[Source extract]
══════

2.2 Chat and AI Response

Overview: Retrieves relevant document context and generates grounded AI answers using a RAG-based agent.

  • Chatbot Trigger:
    • Type: AI Chat Trigger
    • Configuration: Configures the UI with the title "AI Document Knowledge Base Assistant" and a predefined welcome message.
  • Knowledge Base Agent:
    • Type: AI Agent
    • Configuration: Uses a comprehensive system prompt (10 rules) enforcing strict adherence to the knowledge base, prohibiting hallucinations, and requiring source citations.
    • Inputs: User query from Chatbot Trigger.
  • Vector Store Retrieve:
    • Type: Vector Store (In-Memory)
    • Configuration: Mode set to retrieve-as-tool. topK is set to 5 (retrieves the 5 most relevant segments).
    • Role: Functions as a "Search Tool" for the Agent to access the Document_File index.
  • Google Gemini Chat Model:
    • Type: Google Gemini Chat Model
    • Role: The "brain" providing reasoning and natural language synthesis.
  • Chat Memory:
    • Type: Window Buffer Memory
    • Configuration: Retains the last 10 messages to allow for contextual follow-up questions.

3. Summary Table

Node Name Node Type Functional Role Input Node(s) Output Node(s) Sticky Note
Document Upload Form Form Trigger Entry point for files None Add Metadata ## Document Ingestion
Add Metadata Set Data enrichment Document Upload Form Vector Store Insert ## Document Ingestion
Vector Store Insert In-Memory Vector Store Data indexing Add Metadata None ## Document Ingestion
Document Loader Document Loader File parsing Vector Store Insert Vector Store Insert ## Document Ingestion
Token Splitter Text Splitter Text chunking Document Loader Document Loader ## Document Ingestion
Embeddings Google Gemini Gemini Embeddings Vector generation Vector Store Insert / Retrieve Vector Store Insert / Retrieve ## Document Ingestion
Chatbot Trigger Chat Trigger Chat UI Entry point None Knowledge Base Agent ## Chat and AI response
Knowledge Base Agent AI Agent Logic & Reasoning Chatbot Trigger None ## Chat and AI response
Google Gemini Chat Model Gemini Chat Model LLM Provider Knowledge Base Agent Knowledge Base Agent ## Chat and AI response
Chat Memory Window Buffer Memory Conversation history Knowledge Base Agent Knowledge Base Agent ## Chat and AI response
Vector Store Retrieve In-Memory Vector Store Search tool Knowledge Base Agent Knowledge Base Agent ## Chat and AI response

4. Reproducing the Workflow from Scratch

  1. Ingestion Setup:

    • Add a Form Trigger. Configure a "File" field allowing .pdf, .csv, .json.

══════

[Task 1] Decide whether each statement below agrees with the workflow description, answering yes or no and quoting the words of the text that settle it. (a) The Vector Store Retrieve node returns the 10 most relevant segments. (b) Chat Memory keeps the last 10 messages. (c) The Form Trigger's "File" field accepts .pdf, .csv, and .json files.
[Task 2] Write the next part of the workflow description, starting after its final bullet about the Form Trigger.

[Items from a data source]
══════

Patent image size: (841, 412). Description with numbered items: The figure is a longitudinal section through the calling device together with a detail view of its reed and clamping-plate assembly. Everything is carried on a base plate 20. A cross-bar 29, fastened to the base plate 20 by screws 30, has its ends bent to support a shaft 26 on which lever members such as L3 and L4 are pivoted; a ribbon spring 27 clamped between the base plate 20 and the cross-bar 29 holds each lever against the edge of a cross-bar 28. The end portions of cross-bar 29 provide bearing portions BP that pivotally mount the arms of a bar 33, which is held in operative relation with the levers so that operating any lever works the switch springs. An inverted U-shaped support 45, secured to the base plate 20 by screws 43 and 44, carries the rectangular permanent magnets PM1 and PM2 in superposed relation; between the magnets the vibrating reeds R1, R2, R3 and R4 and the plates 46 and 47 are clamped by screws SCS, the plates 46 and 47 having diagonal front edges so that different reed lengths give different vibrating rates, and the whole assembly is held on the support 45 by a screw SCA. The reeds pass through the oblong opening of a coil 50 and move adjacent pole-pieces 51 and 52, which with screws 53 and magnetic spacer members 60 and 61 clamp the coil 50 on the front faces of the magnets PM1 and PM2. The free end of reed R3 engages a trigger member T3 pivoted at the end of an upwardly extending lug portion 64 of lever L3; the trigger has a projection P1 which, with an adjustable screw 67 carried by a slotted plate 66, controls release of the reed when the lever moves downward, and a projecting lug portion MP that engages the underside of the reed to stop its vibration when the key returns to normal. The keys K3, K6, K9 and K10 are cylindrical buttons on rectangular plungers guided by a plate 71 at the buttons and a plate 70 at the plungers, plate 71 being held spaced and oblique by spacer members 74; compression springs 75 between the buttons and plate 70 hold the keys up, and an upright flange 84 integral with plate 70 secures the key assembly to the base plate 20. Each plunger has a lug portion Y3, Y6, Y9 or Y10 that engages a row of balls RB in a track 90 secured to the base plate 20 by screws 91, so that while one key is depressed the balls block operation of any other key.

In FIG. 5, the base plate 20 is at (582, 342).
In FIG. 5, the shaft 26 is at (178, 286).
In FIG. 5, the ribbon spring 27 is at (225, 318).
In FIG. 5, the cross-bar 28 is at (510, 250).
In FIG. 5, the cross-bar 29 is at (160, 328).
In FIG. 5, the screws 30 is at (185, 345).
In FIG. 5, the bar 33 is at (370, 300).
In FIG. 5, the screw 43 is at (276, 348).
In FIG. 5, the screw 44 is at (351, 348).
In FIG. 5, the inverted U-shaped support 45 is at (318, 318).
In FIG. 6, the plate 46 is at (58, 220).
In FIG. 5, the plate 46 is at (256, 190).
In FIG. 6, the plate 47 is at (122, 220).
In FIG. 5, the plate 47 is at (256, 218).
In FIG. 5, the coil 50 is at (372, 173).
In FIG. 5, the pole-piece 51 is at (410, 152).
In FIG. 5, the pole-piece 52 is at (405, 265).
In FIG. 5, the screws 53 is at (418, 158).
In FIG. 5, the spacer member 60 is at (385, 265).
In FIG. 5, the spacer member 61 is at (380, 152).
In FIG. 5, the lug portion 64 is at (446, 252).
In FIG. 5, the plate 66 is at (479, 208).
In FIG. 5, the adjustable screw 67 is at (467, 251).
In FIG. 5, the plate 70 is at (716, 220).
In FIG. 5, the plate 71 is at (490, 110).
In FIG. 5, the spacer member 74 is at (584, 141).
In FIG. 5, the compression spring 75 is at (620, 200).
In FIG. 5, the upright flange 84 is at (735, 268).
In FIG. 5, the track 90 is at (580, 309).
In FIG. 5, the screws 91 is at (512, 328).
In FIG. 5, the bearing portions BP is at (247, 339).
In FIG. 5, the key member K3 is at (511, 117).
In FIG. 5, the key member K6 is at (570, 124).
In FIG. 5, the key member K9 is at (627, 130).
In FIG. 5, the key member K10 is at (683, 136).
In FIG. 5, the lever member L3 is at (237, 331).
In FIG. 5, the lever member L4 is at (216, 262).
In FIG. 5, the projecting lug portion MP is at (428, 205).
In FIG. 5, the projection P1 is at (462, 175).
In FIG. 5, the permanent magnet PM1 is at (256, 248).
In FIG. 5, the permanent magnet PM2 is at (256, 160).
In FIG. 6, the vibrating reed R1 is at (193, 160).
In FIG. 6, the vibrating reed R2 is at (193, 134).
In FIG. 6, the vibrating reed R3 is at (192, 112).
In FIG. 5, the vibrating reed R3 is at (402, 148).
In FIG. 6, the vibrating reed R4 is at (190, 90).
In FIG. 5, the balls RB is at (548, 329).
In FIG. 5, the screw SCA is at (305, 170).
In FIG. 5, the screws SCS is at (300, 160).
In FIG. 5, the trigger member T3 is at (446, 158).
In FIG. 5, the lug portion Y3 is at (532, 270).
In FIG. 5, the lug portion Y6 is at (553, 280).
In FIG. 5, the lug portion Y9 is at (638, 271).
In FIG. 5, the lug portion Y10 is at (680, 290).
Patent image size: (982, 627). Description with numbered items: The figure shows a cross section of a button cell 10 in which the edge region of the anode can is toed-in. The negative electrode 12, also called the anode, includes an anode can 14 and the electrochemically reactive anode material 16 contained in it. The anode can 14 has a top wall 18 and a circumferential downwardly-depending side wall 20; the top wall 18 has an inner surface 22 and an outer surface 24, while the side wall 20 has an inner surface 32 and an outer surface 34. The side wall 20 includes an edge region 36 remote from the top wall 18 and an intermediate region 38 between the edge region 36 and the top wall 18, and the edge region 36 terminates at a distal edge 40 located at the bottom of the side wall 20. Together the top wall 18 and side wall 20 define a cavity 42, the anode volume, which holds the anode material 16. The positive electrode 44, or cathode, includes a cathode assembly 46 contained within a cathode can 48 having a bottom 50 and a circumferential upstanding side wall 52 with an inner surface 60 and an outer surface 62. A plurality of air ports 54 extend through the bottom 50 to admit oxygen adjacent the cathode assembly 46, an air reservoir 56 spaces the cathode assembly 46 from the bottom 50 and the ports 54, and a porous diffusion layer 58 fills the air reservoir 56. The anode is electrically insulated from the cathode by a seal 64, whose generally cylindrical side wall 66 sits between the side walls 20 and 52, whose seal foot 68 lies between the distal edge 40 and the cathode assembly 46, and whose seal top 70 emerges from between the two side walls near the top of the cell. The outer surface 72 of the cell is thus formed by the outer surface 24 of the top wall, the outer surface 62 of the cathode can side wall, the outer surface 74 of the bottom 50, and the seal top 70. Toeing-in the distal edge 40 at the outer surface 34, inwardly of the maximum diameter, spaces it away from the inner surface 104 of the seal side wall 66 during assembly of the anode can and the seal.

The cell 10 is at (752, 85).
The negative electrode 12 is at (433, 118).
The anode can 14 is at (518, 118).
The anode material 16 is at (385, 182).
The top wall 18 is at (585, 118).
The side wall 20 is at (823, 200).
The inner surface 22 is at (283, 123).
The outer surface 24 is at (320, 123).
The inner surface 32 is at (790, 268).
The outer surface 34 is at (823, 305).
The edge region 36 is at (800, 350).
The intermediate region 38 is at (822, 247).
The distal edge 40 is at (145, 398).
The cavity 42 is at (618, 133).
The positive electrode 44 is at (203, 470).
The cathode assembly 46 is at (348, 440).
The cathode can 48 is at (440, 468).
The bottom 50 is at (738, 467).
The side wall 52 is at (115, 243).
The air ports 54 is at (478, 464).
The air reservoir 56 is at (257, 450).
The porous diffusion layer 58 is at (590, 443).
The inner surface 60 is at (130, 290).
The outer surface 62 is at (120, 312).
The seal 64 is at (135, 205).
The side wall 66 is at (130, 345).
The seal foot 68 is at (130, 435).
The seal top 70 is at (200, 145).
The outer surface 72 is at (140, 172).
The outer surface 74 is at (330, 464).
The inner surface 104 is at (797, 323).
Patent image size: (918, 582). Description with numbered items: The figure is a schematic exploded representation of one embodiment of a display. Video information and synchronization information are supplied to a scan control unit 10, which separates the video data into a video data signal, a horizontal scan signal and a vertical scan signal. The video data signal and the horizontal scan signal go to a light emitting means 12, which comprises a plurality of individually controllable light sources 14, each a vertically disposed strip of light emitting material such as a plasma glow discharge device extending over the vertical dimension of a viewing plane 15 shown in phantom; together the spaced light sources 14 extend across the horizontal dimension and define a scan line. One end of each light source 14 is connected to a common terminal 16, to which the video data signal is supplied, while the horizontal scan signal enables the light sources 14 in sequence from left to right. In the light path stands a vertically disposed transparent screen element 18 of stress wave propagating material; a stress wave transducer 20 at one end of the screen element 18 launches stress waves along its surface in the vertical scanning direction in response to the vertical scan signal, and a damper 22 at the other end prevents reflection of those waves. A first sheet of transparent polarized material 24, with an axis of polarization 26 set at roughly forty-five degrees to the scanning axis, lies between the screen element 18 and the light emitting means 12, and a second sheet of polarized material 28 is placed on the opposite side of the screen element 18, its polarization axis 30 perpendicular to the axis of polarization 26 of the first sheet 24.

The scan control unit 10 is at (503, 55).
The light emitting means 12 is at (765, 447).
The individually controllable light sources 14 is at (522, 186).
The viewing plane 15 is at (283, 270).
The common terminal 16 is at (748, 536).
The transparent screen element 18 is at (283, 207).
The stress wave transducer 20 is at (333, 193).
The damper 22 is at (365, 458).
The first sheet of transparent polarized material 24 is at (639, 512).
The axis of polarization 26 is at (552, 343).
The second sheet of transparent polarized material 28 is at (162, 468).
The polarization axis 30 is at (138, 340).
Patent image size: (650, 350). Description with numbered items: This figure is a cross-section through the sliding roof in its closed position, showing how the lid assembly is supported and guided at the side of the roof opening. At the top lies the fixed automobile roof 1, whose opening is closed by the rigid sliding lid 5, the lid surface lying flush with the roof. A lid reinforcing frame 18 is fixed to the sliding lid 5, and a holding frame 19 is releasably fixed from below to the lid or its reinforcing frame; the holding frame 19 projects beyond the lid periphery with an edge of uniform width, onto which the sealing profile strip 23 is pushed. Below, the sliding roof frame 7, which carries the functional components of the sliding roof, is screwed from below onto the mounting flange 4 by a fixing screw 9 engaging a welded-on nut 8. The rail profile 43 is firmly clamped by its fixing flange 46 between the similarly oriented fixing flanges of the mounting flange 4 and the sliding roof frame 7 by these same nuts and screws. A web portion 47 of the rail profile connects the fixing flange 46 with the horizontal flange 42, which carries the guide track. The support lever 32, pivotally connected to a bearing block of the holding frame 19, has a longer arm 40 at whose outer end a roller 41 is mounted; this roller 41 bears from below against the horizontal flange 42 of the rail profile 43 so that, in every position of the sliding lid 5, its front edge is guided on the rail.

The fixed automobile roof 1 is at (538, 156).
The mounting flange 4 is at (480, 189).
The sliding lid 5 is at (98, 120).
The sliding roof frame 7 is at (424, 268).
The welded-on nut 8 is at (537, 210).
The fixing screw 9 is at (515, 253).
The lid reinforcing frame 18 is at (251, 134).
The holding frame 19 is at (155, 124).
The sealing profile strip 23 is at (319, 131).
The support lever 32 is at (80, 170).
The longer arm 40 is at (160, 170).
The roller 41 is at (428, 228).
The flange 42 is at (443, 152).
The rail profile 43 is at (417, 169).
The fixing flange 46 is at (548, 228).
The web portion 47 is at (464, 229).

══════

[Output 1]
(a) No: "topK is set to 5 (retrieves the 5 most relevant segments)."
(b) Yes: "Retains the last 10 messages to allow for contextual follow-up questions."
(c) Yes: "Configure a "File" field allowing .pdf, .csv, .json."

[Output 2]
    • Connect a Set Node (named "Add Metadata"). Map {{ $json['Document File'][0].filename }} and other metadata properties.
    • Connect an In-Memory Vector Store node. Set Mode to "Insert". Provide a unique Name/ID for the memory key (e.g., Document_File).
    • Attach a Document Loader (Binary mode) to the Vector Store.
    • Attach a Recursive Character Text Splitter to the Document Loader (Overlap: 200).
    • Attach Google Gemini Embeddings to the Vector Store.
  2. Chat Interface Setup:

    • Add a Chatbot Trigger. Customize the title and greeting.
    • Add an AI Agent. Set the Prompt Type to "Define". Use a system message that instructs the agent to search the tool first and only answer based on retrieved data.
    • Connect the Google Gemini Chat Model to the Agent.
    • Connect Window Buffer Memory to the Agent (Context limit: 10).
    • Connect another In-Memory Vector Store node to the Agent's tool input. Set its mode to "Retrieve as Tool". Use the same memory key (Document_File) as the Ingestion node. Set topK to 5.
    • Attach the same Google Gemini Embeddings to this Retrieval node.
  3. Credential Configuration:

    • Configure a Google Gemini API credential and apply it to both the Chat Model and the Embeddings node.
  4. Activation:

    • Save the workflow and toggle it to "Active". Upload a file via the form URL before testing the chat.

5. General Notes & Resources

Note Content Context or Link
Persistence Warning Uses an in-memory vector store. Data resets when the workflow restarts. Replace with a persistent database (e.g., Pinecone, Supabase, Qdrant) for production use.
Workflow Creator Developed by Md. Khalid Ali (AIN Consulting)
Creator Website https://ainconsulting.com
RAG Methodology Demonstrates the core cycle: Ingest -> Embed -> Store -> Retrieve -> Generate.